PROBLEM
Copy every line of the items below verbatim, leaving out the pictures.
:::::
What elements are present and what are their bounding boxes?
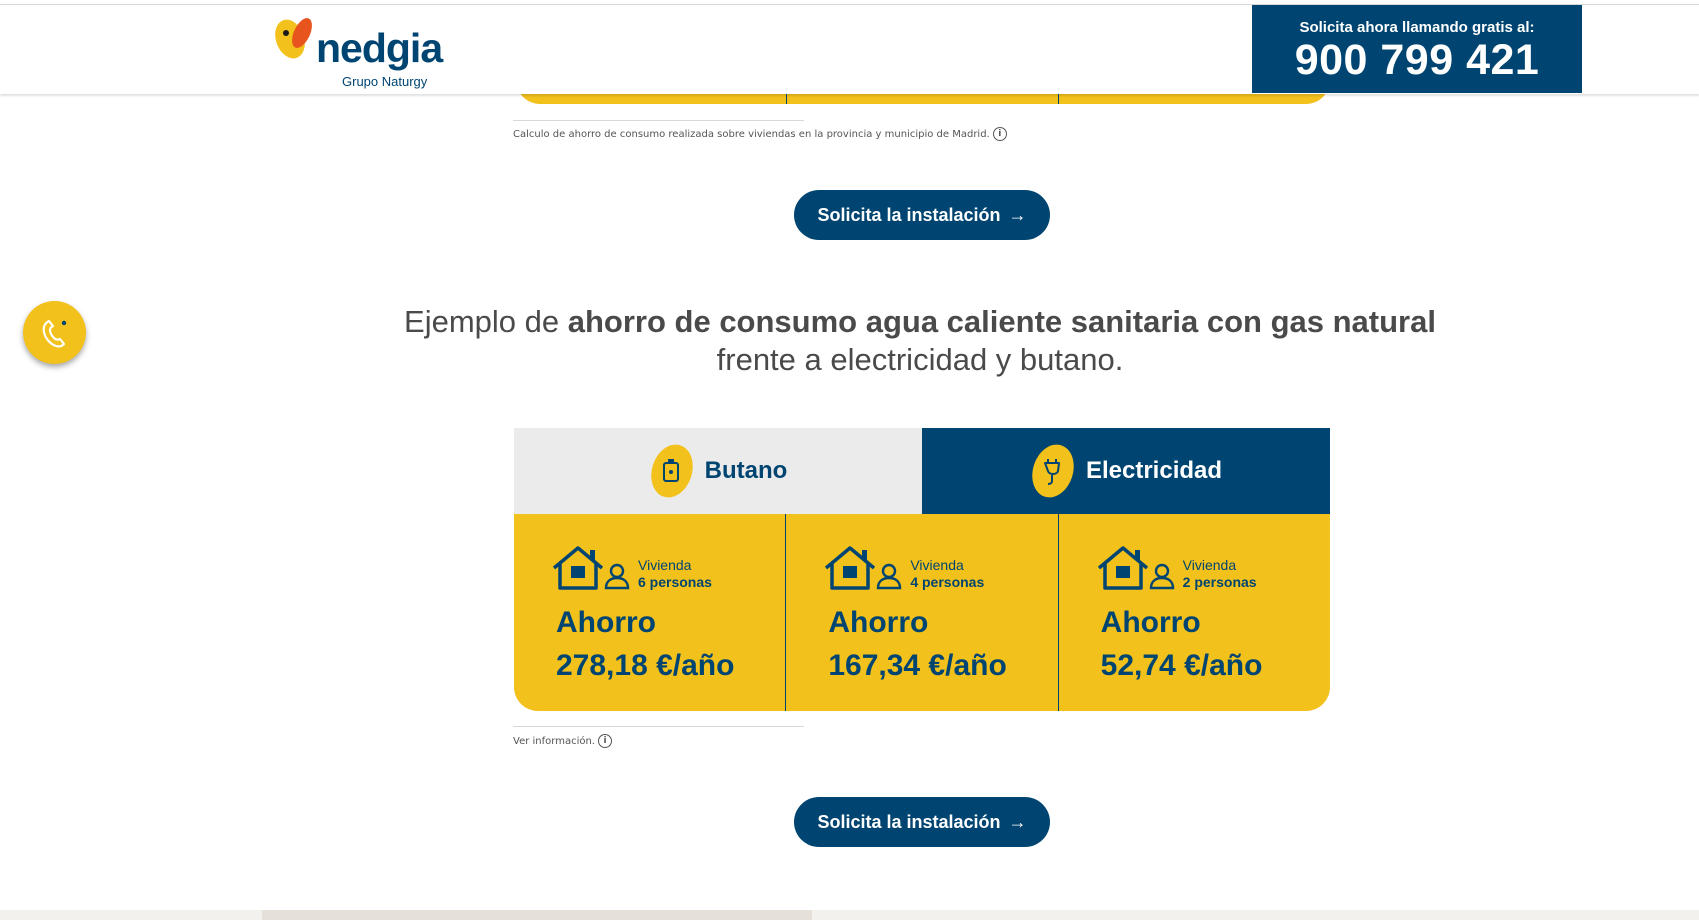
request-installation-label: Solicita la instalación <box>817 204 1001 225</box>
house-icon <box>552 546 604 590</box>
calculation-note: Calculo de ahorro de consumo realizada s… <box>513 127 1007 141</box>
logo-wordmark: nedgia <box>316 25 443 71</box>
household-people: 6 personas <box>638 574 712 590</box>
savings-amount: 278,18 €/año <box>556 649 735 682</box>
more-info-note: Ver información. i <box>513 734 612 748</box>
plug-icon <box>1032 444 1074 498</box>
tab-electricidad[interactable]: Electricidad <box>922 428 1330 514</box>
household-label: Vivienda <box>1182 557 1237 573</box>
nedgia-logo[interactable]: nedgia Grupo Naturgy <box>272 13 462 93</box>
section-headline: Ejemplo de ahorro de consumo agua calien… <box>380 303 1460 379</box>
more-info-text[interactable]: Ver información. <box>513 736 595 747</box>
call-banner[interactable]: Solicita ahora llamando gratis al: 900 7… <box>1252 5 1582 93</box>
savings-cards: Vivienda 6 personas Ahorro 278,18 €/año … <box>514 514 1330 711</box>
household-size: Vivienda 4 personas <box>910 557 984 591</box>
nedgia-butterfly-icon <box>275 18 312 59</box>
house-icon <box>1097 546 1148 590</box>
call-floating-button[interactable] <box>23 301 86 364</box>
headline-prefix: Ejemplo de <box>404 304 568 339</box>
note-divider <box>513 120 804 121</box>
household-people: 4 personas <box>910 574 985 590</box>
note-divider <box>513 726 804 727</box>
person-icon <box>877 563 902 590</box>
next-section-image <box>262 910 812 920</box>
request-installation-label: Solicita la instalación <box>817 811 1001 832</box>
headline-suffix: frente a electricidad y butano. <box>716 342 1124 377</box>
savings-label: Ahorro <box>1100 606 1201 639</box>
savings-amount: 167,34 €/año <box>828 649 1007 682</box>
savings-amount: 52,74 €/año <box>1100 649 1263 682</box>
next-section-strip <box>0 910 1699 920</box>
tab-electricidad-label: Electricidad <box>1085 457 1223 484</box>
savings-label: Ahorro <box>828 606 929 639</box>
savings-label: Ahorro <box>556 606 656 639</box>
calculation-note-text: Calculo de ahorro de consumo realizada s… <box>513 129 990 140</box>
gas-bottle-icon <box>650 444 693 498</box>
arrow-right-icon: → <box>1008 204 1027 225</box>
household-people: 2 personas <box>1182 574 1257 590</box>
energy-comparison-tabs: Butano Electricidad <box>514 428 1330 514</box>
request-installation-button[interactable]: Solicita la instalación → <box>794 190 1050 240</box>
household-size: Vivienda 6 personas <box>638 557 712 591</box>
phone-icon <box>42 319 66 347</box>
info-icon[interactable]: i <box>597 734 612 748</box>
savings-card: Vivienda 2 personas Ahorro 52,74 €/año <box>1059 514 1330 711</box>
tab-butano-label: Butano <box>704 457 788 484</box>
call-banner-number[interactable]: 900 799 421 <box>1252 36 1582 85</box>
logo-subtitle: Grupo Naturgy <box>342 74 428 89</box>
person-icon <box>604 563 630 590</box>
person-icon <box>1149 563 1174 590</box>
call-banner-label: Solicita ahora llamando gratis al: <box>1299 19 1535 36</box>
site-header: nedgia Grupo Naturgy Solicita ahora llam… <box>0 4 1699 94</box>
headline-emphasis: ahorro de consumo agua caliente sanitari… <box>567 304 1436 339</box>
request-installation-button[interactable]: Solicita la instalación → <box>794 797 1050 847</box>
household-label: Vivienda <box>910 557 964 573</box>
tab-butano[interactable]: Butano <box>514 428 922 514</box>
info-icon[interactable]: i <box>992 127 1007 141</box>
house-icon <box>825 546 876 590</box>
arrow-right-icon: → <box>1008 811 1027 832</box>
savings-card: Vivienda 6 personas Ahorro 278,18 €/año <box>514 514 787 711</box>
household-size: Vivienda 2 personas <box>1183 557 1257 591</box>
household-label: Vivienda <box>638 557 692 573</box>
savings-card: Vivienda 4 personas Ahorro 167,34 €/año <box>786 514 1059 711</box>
:::::
TASK RESULT
What elements are present and what are their bounding boxes?
request-installation-label: Solicita la instalación <box>817 204 1001 225</box>
house-icon <box>552 546 604 590</box>
calculation-note: Calculo de ahorro de consumo realizada s… <box>513 127 1007 141</box>
logo-wordmark: nedgia <box>316 25 443 71</box>
household-people: 6 personas <box>638 574 712 590</box>
savings-amount: 278,18 €/año <box>556 649 735 682</box>
more-info-note: Ver información. i <box>513 734 612 748</box>
plug-icon <box>1032 444 1074 498</box>
tab-electricidad[interactable]: Electricidad <box>922 428 1330 514</box>
household-label: Vivienda <box>1182 557 1237 573</box>
nedgia-logo[interactable]: nedgia Grupo Naturgy <box>272 13 462 93</box>
section-headline: Ejemplo de ahorro de consumo agua calien… <box>380 303 1460 379</box>
more-info-text[interactable]: Ver información. <box>513 736 595 747</box>
call-banner[interactable]: Solicita ahora llamando gratis al: 900 7… <box>1252 5 1582 93</box>
savings-cards: Vivienda 6 personas Ahorro 278,18 €/año … <box>514 514 1330 711</box>
household-size: Vivienda 4 personas <box>910 557 984 591</box>
nedgia-butterfly-icon <box>275 18 312 59</box>
house-icon <box>1097 546 1148 590</box>
call-floating-button[interactable] <box>23 301 86 364</box>
headline-prefix: Ejemplo de <box>404 304 568 339</box>
note-divider <box>513 120 804 121</box>
household-people: 4 personas <box>910 574 985 590</box>
note-divider <box>513 726 804 727</box>
person-icon <box>877 563 902 590</box>
next-section-image <box>262 910 812 920</box>
request-installation-label: Solicita la instalación <box>817 811 1001 832</box>
headline-suffix: frente a electricidad y butano. <box>716 342 1124 377</box>
savings-label: Ahorro <box>1100 606 1201 639</box>
savings-amount: 167,34 €/año <box>828 649 1007 682</box>
savings-amount: 52,74 €/año <box>1100 649 1263 682</box>
next-section-strip <box>0 910 1699 920</box>
tab-electricidad-label: Electricidad <box>1085 457 1223 484</box>
savings-label: Ahorro <box>828 606 929 639</box>
savings-label: Ahorro <box>556 606 656 639</box>
calculation-note-text: Calculo de ahorro de consumo realizada s… <box>513 129 990 140</box>
gas-bottle-icon <box>650 444 693 498</box>
arrow-right-icon: → <box>1008 204 1027 225</box>
household-people: 2 personas <box>1182 574 1257 590</box>
energy-comparison-tabs: Butano Electricidad <box>514 428 1330 514</box>
request-installation-button[interactable]: Solicita la instalación → <box>794 190 1050 240</box>
household-size: Vivienda 6 personas <box>638 557 712 591</box>
phone-icon <box>42 319 66 347</box>
info-icon[interactable]: i <box>597 734 612 748</box>
savings-card: Vivienda 2 personas Ahorro 52,74 €/año <box>1059 514 1330 711</box>
tab-butano-label: Butano <box>704 457 788 484</box>
call-banner-number[interactable]: 900 799 421 <box>1252 36 1582 85</box>
logo-subtitle: Grupo Naturgy <box>342 74 428 89</box>
person-icon <box>604 563 630 590</box>
person-icon <box>1149 563 1174 590</box>
call-banner-label: Solicita ahora llamando gratis al: <box>1299 19 1535 36</box>
site-header: nedgia Grupo Naturgy Solicita ahora llam… <box>0 4 1699 94</box>
headline-emphasis: ahorro de consumo agua caliente sanitari… <box>567 304 1436 339</box>
request-installation-button[interactable]: Solicita la instalación → <box>794 797 1050 847</box>
household-label: Vivienda <box>910 557 964 573</box>
tab-butano[interactable]: Butano <box>514 428 922 514</box>
info-icon[interactable]: i <box>992 127 1007 141</box>
house-icon <box>825 546 876 590</box>
arrow-right-icon: → <box>1008 811 1027 832</box>
savings-card: Vivienda 6 personas Ahorro 278,18 €/año <box>514 514 787 711</box>
household-size: Vivienda 2 personas <box>1183 557 1257 591</box>
household-label: Vivienda <box>638 557 692 573</box>
savings-card: Vivienda 4 personas Ahorro 167,34 €/año <box>786 514 1059 711</box>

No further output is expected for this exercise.